YOUR TASK
Figure out how many lines of the material below contain the word "name". Answer with the number only.

LISTED ENTRIES
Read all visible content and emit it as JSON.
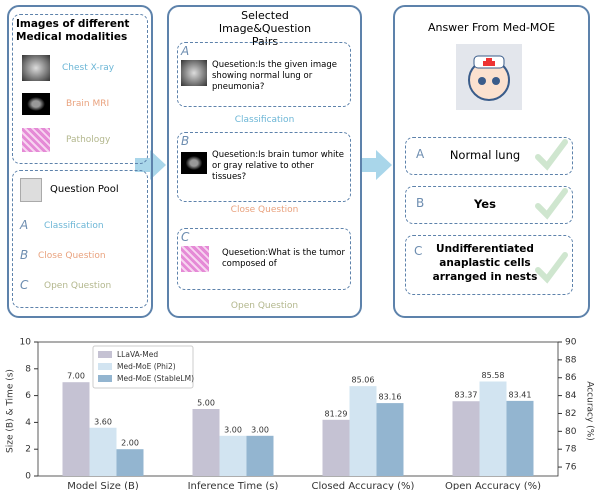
{
  "diagram": {
    "modalities": {
      "title": "Images of different Medical modalities",
      "items": [
        "Chest X-ray",
        "Brain MRI",
        "Pathology"
      ]
    },
    "question_pool": {
      "title": "Question Pool",
      "letters": [
        "A",
        "B",
        "C"
      ],
      "types": [
        "Classification",
        "Close Question",
        "Open Question"
      ]
    },
    "pairs": {
      "title": "Selected Image&Question Pairs",
      "items": [
        {
          "letter": "A",
          "question": "Quesetion:Is the given image showing normal lung or pneumonia?",
          "type": "Classification"
        },
        {
          "letter": "B",
          "question": "Quesetion:Is brain tumor white or gray relative to other tissues?",
          "type": "Close Question"
        },
        {
          "letter": "C",
          "question": "Quesetion:What is the tumor composed of",
          "type": "Open Question"
        }
      ]
    },
    "answers": {
      "title": "Answer From Med-MOE",
      "items": [
        {
          "letter": "A",
          "text": "Normal lung"
        },
        {
          "letter": "B",
          "text": "Yes"
        },
        {
          "letter": "C",
          "text": "Undifferentiated anaplastic cells arranged in nests"
        }
      ]
    }
  },
  "chart_data": {
    "type": "bar",
    "categories": [
      "Model Size (B)",
      "Inference Time (s)",
      "Closed Accuracy (%)",
      "Open Accuracy (%)"
    ],
    "category_axes": [
      "y",
      "y",
      "y2",
      "y2"
    ],
    "series": [
      {
        "name": "LLaVA-Med",
        "color": "#c5c2d3",
        "values": [
          7.0,
          5.0,
          81.29,
          83.37
        ],
        "value_labels": [
          "7.00",
          "5.00",
          "81.29",
          "83.37"
        ]
      },
      {
        "name": "Med-MoE (Phi2)",
        "color": "#d2e4f1",
        "values": [
          3.6,
          3.0,
          85.06,
          85.58
        ],
        "value_labels": [
          "3.60",
          "3.00",
          "85.06",
          "85.58"
        ]
      },
      {
        "name": "Med-MoE (StableLM)",
        "color": "#93b5d0",
        "values": [
          2.0,
          3.0,
          83.16,
          83.41
        ],
        "value_labels": [
          "2.00",
          "3.00",
          "83.16",
          "83.41"
        ]
      }
    ],
    "ylabel": "Size (B) & Time (s)",
    "y2label": "Accuracy (%)",
    "ylim": [
      0,
      10
    ],
    "yticks": [
      0,
      2,
      4,
      6,
      8,
      10
    ],
    "y2lim": [
      75,
      90
    ],
    "y2ticks": [
      76,
      78,
      80,
      82,
      84,
      86,
      88,
      90
    ],
    "legend": "upper-left"
  }
}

RESPONSE TO THE EXERCISE
3